### Records for processing:
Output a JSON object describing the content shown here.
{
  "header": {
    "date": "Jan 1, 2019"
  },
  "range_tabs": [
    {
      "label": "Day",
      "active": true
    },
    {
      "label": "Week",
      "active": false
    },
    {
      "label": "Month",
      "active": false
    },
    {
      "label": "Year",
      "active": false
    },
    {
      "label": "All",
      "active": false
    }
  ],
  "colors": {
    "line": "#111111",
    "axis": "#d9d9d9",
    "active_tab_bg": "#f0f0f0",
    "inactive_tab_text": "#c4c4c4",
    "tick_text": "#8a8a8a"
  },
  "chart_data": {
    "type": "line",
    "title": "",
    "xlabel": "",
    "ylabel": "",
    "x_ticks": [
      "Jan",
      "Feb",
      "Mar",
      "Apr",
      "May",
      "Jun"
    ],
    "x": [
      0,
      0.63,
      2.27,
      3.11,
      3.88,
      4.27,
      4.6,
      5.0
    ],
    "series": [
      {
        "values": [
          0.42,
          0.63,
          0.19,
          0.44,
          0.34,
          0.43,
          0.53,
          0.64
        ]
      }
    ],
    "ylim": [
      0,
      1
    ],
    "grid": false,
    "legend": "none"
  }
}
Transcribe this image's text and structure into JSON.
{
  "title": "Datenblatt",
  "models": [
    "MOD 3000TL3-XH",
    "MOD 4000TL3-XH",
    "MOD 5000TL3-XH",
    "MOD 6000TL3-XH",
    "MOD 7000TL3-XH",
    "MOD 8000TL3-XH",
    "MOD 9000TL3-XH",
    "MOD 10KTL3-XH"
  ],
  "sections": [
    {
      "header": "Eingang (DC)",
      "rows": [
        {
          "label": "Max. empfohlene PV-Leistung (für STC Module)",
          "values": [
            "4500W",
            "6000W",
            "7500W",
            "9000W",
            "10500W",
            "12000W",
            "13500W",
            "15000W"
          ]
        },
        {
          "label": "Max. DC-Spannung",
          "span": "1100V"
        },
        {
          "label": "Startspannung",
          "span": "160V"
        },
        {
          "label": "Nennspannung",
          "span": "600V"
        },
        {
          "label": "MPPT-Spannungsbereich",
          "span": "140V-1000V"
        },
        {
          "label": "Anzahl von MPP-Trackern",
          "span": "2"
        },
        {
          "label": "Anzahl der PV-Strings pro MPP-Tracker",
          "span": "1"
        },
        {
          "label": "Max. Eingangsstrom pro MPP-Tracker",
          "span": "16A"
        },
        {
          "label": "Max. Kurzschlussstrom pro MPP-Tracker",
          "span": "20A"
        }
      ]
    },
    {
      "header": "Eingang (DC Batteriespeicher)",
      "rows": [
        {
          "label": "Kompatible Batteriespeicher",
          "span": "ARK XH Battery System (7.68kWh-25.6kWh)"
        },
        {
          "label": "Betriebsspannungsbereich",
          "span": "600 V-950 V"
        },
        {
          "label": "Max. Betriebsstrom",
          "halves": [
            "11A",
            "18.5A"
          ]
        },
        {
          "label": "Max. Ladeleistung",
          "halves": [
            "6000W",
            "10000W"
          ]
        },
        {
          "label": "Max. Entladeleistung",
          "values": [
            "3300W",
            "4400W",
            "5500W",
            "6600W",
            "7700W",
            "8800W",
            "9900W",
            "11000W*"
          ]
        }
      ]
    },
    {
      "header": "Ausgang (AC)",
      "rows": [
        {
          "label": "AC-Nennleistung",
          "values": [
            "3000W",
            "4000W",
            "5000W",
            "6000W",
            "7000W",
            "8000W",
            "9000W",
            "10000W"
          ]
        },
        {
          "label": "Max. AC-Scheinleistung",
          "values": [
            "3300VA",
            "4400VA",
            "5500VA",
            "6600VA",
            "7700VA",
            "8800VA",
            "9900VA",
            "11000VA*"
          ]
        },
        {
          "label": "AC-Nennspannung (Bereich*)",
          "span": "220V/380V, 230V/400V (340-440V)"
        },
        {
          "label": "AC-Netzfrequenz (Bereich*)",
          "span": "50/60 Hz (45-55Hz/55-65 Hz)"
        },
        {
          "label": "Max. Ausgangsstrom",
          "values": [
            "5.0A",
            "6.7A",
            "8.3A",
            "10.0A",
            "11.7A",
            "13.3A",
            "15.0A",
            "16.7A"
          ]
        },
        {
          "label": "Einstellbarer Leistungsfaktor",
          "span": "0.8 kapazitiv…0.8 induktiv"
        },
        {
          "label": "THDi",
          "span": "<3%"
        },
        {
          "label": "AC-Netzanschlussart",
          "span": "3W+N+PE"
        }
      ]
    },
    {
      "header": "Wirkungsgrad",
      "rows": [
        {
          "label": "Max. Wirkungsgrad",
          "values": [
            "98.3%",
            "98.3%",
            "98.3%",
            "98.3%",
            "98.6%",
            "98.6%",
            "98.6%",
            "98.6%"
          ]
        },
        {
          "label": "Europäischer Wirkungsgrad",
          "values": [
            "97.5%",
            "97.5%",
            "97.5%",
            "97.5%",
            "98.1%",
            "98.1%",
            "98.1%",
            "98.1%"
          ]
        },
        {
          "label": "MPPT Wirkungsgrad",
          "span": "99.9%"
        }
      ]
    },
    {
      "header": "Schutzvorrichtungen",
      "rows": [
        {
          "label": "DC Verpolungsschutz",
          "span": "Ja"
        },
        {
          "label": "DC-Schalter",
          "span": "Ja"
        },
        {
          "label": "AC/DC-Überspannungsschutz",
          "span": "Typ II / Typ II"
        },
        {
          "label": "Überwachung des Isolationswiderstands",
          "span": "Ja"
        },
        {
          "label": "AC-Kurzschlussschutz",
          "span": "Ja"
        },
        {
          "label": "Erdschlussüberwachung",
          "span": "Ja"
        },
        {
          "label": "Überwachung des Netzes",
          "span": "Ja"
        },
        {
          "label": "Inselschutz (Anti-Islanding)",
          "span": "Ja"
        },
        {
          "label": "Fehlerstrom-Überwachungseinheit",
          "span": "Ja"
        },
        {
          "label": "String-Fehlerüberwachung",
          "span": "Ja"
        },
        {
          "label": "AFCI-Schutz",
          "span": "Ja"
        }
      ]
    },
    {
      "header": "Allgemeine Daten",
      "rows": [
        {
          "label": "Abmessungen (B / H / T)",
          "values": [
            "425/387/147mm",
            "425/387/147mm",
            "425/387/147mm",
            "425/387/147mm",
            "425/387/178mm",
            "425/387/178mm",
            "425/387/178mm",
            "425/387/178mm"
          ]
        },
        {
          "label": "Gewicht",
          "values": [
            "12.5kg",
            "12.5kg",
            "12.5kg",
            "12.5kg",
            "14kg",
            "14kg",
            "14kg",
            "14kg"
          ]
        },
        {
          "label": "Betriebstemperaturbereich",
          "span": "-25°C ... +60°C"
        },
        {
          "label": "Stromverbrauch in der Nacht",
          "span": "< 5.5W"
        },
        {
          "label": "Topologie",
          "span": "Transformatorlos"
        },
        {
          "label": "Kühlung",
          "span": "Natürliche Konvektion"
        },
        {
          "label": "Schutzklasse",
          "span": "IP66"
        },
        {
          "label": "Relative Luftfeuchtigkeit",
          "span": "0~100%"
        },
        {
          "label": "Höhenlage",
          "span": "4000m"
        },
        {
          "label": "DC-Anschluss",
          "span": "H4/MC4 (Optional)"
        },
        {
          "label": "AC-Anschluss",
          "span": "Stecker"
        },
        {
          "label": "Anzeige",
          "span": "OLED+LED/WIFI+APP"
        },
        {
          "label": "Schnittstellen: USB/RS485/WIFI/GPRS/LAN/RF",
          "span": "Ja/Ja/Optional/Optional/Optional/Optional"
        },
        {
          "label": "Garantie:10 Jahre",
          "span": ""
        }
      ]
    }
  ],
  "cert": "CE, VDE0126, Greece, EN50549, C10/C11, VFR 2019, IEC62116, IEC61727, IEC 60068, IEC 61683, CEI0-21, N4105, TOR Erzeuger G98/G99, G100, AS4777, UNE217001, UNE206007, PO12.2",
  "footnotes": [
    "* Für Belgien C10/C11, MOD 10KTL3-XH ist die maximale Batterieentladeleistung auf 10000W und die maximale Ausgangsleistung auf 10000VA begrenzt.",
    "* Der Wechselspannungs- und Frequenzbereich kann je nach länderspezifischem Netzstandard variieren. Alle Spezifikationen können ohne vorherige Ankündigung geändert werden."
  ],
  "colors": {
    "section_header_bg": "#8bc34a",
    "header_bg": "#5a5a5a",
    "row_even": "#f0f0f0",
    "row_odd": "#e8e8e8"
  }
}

### Set problem:
From the records above, pick out and copy each line holding the word "Wirkungsgrad".

### Written response:
      "header": "Wirkungsgrad",
          "label": "Max. Wirkungsgrad",
          "label": "Europäischer Wirkungsgrad",
          "label": "MPPT Wirkungsgrad",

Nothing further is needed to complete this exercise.